───── Exercise material ─────

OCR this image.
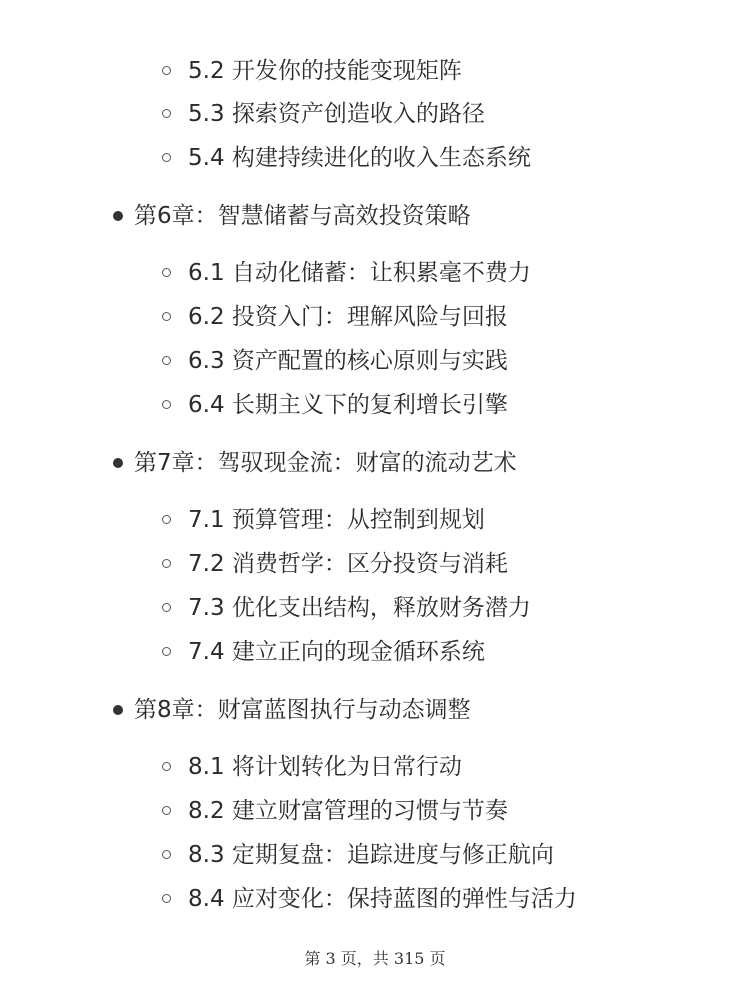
5.2 开发你的技能变现矩阵
5.3 探索资产创造收入的路径
5.4 构建持续进化的收入生态系统
第6章：智慧储蓄与高效投资策略
6.1 自动化储蓄：让积累毫不费力
6.2 投资入门：理解风险与回报
6.3 资产配置的核心原则与实践
6.4 长期主义下的复利增长引擎
第7章：驾驭现金流：财富的流动艺术
7.1 预算管理：从控制到规划
7.2 消费哲学：区分投资与消耗
7.3 优化支出结构，释放财务潜力
7.4 建立正向的现金循环系统
第8章：财富蓝图执行与动态调整
8.1 将计划转化为日常行动
8.2 建立财富管理的习惯与节奏
8.3 定期复盘：追踪进度与修正航向
8.4 应对变化：保持蓝图的弹性与活力
第 3 页，共 315 页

─────

All of the lines above should be retyped precisely, apart from the pictures.

OCR this image.
5.2 开发你的技能变现矩阵
5.3 探索资产创造收入的路径
5.4 构建持续进化的收入生态系统
第6章：智慧储蓄与高效投资策略
6.1 自动化储蓄：让积累毫不费力
6.2 投资入门：理解风险与回报
6.3 资产配置的核心原则与实践
6.4 长期主义下的复利增长引擎
第7章：驾驭现金流：财富的流动艺术
7.1 预算管理：从控制到规划
7.2 消费哲学：区分投资与消耗
7.3 优化支出结构，释放财务潜力
7.4 建立正向的现金循环系统
第8章：财富蓝图执行与动态调整
8.1 将计划转化为日常行动
8.2 建立财富管理的习惯与节奏
8.3 定期复盘：追踪进度与修正航向
8.4 应对变化：保持蓝图的弹性与活力
第 3 页，共 315 页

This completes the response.